* Begin Material for this task *

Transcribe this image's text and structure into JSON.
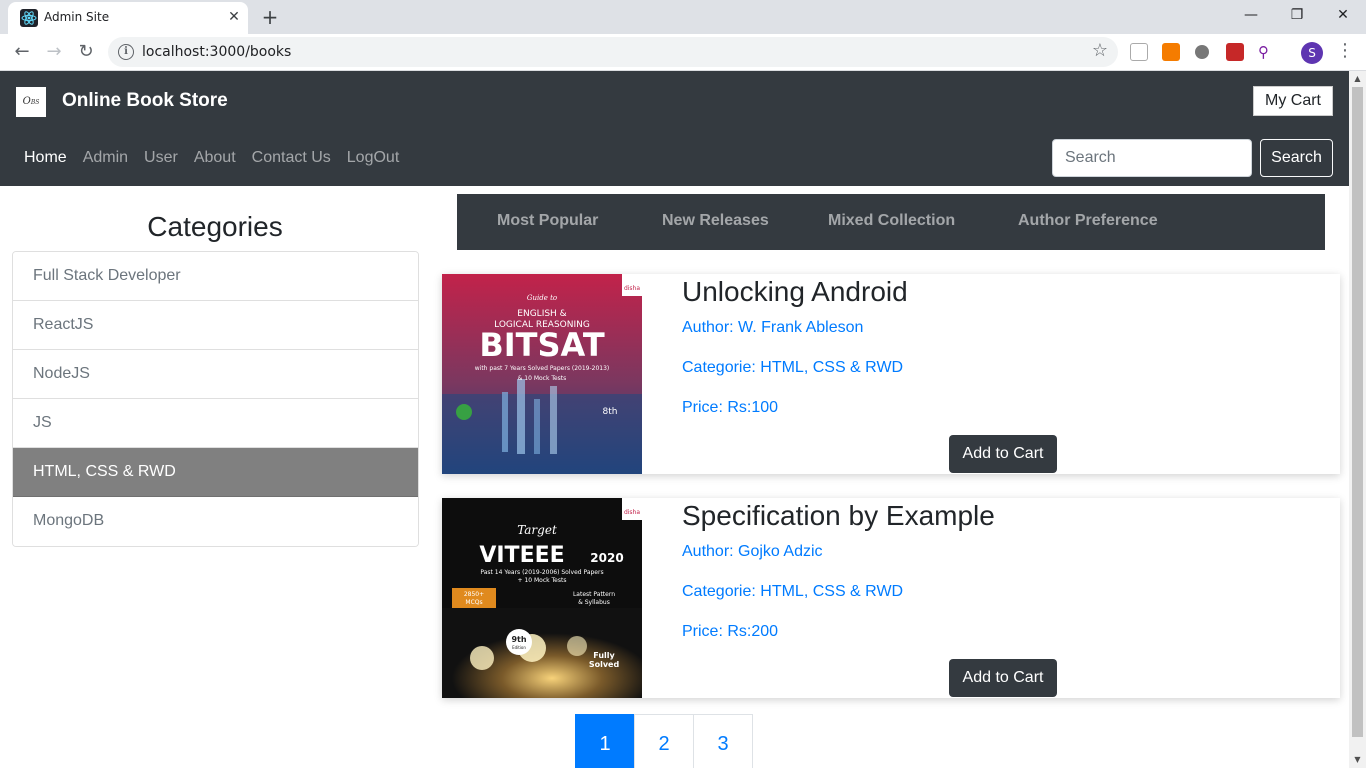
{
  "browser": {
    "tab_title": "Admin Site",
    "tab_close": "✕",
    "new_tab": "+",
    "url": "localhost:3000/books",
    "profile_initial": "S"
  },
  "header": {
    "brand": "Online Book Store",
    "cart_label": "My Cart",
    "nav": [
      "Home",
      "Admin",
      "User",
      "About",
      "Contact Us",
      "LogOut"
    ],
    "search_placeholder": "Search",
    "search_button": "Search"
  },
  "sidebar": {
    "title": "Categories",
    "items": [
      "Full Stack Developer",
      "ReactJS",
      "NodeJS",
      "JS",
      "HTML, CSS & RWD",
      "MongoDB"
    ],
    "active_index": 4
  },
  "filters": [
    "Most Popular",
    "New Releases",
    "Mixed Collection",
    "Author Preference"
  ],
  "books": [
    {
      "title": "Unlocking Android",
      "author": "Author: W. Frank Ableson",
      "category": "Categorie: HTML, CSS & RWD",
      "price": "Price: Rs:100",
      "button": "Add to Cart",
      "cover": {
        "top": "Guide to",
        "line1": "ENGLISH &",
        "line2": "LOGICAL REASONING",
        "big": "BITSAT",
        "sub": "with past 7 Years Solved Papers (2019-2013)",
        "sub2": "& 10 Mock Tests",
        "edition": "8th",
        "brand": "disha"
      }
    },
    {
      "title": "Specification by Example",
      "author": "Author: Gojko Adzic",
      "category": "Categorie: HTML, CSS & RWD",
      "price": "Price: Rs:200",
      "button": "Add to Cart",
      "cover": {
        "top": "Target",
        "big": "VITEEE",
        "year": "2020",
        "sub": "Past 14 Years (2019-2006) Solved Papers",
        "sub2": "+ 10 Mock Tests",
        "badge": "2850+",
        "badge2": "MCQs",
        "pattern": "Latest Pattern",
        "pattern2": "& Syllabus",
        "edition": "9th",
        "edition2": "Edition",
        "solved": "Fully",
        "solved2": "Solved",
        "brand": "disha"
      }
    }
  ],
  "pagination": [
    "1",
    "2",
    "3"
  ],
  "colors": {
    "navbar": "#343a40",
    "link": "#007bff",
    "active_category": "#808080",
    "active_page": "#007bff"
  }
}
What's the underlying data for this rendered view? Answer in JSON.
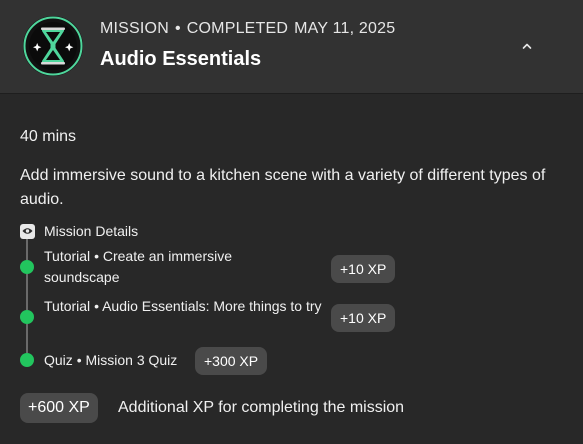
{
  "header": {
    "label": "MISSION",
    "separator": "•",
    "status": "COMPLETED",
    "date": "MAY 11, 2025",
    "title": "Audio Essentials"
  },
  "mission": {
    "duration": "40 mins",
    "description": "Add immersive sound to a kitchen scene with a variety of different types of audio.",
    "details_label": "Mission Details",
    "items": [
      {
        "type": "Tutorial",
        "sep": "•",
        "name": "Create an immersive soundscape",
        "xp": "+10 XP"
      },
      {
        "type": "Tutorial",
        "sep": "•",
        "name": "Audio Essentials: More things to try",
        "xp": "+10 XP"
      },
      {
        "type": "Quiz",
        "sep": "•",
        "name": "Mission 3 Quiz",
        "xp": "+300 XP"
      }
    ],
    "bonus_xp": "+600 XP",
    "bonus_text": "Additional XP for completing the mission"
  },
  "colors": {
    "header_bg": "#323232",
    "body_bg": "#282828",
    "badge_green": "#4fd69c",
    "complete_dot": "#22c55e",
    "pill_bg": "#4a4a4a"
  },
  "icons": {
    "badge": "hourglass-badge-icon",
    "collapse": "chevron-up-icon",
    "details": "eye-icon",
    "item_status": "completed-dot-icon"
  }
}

* End Material for this task *

(What is asked) From the data above, pick out each line containing "Price" and copy it.

(Result for this task)
      "price": "Price: Rs:100",
      "price": "Price: Rs:200",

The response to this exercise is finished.